**STATED GOAL:**
Show all lines from the data that include the word "αρχείων".

**Dataset entries:**
◇ ◇ ◇ ◇ ◇ ◇ ◇

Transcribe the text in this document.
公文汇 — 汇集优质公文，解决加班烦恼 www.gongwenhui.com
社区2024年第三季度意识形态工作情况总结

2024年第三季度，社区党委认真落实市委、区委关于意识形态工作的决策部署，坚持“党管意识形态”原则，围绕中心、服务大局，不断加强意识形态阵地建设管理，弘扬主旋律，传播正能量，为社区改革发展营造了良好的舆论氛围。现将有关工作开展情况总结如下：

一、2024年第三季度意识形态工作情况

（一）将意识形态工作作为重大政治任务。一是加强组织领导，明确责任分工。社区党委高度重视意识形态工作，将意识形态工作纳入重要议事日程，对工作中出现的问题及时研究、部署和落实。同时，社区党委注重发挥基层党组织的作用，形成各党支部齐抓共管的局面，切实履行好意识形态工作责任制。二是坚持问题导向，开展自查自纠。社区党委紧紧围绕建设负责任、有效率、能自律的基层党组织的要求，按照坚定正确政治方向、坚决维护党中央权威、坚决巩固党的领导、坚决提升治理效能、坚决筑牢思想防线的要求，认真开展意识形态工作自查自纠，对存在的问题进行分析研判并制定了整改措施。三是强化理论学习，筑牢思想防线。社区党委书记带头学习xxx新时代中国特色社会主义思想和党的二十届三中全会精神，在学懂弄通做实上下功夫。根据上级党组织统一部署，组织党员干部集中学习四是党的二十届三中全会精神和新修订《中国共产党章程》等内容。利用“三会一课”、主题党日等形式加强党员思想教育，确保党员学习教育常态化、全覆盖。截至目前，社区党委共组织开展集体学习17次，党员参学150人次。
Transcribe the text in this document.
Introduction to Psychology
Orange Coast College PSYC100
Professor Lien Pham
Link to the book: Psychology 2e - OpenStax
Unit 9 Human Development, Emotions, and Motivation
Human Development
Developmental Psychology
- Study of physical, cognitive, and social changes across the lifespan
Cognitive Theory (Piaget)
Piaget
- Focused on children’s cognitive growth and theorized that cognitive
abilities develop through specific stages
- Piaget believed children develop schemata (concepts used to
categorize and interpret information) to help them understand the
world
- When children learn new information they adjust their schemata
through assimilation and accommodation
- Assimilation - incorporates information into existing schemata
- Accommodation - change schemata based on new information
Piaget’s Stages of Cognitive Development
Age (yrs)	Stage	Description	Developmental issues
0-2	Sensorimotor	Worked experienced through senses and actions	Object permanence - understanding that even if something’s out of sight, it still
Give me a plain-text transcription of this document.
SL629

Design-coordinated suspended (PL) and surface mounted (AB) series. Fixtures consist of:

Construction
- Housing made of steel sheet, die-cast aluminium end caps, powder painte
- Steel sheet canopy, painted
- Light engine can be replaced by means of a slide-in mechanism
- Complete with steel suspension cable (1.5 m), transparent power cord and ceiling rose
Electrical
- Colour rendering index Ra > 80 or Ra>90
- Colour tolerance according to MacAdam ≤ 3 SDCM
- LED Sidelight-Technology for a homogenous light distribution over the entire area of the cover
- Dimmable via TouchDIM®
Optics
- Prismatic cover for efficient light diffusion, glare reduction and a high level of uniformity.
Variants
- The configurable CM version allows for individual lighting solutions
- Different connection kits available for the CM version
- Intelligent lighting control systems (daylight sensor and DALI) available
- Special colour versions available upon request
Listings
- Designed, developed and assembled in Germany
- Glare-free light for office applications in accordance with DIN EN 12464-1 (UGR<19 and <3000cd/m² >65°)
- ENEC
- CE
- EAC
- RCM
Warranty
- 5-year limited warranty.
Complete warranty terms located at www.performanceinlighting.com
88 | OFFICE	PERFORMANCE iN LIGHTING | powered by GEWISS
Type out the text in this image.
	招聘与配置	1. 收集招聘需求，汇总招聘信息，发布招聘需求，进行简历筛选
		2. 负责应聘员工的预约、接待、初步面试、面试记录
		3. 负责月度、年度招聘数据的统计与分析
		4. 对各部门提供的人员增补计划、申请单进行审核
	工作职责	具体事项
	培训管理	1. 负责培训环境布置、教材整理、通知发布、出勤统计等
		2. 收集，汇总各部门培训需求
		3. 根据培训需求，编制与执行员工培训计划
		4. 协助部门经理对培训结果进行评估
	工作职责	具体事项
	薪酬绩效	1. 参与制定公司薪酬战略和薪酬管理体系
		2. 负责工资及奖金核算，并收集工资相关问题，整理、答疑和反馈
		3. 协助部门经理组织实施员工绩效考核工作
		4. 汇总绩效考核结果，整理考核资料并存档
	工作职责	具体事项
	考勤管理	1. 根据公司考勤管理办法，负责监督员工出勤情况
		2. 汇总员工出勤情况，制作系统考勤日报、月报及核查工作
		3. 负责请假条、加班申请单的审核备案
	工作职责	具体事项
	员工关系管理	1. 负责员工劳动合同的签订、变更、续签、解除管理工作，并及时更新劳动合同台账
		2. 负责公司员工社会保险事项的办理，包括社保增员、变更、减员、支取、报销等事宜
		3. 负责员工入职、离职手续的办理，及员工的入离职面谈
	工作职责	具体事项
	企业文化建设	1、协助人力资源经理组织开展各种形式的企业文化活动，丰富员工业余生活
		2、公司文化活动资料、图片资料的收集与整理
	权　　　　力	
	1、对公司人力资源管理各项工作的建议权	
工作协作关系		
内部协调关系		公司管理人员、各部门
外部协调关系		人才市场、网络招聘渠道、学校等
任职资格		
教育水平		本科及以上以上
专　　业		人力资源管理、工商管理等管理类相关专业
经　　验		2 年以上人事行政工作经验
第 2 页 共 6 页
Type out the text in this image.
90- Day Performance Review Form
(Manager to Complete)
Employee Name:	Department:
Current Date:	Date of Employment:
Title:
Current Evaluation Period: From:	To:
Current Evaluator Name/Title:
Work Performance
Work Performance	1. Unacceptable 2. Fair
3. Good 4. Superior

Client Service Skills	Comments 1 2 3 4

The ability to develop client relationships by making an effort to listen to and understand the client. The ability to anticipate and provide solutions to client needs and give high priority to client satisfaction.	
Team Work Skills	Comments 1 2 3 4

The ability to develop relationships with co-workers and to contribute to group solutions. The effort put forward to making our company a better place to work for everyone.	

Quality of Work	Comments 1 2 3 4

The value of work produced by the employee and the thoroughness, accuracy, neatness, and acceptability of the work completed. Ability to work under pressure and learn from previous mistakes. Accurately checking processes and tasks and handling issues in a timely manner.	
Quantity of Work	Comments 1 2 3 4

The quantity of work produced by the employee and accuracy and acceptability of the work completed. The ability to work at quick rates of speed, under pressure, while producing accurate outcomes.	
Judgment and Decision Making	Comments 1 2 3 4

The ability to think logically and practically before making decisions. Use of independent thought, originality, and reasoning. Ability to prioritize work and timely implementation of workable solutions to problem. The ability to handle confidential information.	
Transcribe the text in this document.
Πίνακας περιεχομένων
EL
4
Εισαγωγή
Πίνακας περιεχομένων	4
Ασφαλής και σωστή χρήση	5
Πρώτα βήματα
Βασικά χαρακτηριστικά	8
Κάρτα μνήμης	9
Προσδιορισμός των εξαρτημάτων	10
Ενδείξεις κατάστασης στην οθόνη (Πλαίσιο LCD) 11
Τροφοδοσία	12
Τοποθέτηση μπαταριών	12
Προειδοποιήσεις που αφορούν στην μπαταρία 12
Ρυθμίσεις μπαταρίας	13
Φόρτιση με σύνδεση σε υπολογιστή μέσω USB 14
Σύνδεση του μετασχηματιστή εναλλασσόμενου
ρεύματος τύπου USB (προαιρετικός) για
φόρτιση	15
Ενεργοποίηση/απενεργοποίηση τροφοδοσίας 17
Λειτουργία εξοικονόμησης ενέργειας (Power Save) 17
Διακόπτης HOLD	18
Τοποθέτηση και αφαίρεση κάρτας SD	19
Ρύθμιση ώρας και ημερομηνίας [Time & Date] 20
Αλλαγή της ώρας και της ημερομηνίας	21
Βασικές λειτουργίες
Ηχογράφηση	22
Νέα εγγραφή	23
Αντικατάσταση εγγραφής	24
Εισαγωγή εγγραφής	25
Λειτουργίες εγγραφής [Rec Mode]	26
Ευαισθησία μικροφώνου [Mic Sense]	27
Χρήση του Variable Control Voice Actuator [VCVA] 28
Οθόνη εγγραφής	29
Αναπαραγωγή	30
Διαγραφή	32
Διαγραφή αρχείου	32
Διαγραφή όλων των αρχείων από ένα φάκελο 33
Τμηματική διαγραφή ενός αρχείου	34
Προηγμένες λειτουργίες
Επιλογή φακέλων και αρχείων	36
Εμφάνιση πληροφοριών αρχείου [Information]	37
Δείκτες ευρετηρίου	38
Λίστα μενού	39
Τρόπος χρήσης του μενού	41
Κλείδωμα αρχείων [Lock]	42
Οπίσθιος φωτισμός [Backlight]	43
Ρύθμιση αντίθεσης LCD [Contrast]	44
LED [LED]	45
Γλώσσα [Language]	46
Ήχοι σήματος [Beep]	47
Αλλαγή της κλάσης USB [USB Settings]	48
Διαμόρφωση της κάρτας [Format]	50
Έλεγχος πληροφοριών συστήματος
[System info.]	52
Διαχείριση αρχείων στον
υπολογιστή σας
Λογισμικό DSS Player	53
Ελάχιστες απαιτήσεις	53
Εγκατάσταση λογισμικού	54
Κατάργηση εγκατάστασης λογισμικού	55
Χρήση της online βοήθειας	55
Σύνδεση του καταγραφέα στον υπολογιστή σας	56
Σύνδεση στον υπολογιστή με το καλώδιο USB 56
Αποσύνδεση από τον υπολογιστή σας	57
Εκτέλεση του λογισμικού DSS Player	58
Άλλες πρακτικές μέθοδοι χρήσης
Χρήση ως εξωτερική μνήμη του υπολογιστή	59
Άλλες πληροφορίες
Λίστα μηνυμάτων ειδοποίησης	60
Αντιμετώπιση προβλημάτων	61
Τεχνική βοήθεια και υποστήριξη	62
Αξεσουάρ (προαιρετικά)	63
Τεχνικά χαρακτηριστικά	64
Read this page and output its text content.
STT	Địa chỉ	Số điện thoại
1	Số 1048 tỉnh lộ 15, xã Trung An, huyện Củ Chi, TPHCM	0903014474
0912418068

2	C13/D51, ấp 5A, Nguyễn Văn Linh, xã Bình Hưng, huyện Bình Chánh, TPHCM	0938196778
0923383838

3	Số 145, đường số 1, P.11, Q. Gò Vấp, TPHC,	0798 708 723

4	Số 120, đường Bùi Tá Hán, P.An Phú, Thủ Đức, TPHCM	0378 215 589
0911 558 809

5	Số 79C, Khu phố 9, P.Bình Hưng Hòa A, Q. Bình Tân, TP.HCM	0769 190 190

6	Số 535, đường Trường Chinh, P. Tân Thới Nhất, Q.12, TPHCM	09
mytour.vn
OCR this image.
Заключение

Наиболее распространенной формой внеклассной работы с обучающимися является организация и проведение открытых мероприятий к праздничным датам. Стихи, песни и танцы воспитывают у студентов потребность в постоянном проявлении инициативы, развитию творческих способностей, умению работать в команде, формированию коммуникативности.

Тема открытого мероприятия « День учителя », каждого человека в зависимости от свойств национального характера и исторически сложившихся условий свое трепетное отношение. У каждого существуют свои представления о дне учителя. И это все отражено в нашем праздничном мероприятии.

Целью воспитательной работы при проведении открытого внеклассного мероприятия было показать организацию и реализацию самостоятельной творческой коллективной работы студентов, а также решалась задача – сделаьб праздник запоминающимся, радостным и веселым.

◇ ◇ ◇ ◇ ◇ ◇ ◇

**OUTPUT FOR THIS TASK:**
Διαγραφή όλων των αρχείων από ένα φάκελο 33
Επιλογή φακέλων και αρχείων	36
Κλείδωμα αρχείων [Lock]	42
Διαχείριση αρχείων στον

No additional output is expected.